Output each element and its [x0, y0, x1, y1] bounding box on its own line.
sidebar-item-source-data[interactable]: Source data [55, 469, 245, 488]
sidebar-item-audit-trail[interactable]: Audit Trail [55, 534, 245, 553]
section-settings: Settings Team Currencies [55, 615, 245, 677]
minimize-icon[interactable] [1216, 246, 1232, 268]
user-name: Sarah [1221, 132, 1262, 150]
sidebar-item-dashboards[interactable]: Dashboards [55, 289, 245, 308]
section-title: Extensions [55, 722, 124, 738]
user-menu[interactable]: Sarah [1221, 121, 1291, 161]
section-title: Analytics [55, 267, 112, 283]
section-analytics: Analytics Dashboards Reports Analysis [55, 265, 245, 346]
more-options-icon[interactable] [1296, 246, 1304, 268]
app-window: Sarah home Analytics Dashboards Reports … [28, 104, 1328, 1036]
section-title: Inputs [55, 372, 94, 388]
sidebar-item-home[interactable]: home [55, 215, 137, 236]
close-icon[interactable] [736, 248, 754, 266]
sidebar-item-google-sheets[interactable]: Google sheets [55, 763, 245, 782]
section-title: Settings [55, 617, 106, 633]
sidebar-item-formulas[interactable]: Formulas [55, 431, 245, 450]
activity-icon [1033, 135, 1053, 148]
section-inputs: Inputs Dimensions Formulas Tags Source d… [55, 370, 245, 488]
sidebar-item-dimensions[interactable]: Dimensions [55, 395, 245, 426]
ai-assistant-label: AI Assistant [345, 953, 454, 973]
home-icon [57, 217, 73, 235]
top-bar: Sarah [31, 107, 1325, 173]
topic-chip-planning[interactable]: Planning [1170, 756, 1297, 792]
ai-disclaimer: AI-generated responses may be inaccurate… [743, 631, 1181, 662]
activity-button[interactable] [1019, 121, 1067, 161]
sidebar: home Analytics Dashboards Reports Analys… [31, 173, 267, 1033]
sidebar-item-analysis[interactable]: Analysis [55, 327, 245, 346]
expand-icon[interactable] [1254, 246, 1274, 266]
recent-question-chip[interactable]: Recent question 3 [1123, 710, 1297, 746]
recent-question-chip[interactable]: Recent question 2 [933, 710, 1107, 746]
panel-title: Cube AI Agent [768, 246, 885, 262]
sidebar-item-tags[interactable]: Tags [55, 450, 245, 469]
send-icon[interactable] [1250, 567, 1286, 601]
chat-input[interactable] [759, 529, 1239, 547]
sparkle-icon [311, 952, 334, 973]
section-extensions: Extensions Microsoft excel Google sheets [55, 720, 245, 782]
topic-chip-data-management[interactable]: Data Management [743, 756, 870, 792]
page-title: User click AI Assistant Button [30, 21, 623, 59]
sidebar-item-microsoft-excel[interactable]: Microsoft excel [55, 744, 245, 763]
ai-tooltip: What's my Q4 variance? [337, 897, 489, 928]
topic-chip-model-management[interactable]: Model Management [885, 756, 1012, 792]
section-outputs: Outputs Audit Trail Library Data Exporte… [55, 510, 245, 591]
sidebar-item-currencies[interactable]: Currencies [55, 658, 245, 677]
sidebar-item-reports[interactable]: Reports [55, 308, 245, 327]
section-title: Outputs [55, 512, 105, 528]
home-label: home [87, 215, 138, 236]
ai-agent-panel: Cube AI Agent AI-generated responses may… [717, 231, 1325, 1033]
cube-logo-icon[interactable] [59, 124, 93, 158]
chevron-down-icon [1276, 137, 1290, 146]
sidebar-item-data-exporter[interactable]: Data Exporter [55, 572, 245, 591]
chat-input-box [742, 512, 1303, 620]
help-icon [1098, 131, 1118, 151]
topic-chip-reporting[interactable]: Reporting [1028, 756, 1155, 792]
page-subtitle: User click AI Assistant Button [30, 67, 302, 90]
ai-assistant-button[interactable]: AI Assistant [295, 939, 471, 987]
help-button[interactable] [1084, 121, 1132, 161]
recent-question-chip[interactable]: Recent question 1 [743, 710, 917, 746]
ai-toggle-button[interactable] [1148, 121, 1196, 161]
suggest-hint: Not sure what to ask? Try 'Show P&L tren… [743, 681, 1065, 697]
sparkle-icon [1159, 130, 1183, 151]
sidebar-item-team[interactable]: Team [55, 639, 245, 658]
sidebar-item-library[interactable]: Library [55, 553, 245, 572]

> **PROBLEM TO SOLVE**: Which lines in the records above contain the string "chat"? Copy each of them in full.

> **CORRECT RESPONSE**:
chat-input[interactable] [759, 529, 1239, 547]
chat-input-box [742, 512, 1303, 620]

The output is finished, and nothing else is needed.